**STATED GOAL**
In the data below, find every line that has the string "Panel", and copy it.

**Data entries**
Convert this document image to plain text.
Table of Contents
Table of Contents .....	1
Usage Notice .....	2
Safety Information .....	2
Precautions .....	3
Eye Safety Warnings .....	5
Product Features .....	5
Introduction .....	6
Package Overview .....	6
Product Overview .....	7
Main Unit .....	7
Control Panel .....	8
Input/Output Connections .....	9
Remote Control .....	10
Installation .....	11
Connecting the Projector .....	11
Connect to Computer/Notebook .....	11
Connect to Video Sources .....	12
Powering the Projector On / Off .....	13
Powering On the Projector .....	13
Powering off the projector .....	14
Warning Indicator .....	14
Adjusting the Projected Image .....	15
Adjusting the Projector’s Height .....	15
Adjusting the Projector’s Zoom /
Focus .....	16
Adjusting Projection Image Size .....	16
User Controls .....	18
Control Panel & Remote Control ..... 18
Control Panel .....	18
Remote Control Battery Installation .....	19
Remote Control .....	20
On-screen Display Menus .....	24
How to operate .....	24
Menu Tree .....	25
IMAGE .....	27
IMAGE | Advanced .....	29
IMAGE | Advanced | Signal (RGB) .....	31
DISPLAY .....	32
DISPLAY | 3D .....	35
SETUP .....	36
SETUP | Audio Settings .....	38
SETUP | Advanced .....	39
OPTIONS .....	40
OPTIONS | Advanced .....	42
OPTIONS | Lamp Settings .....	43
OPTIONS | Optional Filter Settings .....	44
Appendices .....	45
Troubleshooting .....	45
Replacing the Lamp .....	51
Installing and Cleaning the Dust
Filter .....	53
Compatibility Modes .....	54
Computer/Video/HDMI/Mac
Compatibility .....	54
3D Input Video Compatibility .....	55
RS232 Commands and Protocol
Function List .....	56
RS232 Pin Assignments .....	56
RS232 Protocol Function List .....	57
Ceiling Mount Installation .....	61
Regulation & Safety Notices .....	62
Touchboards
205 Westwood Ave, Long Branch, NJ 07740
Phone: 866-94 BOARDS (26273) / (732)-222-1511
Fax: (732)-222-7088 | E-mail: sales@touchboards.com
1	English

**FULL OUTPUT**
Control Panel .....	8
Control Panel & Remote Control ..... 18
Control Panel .....	18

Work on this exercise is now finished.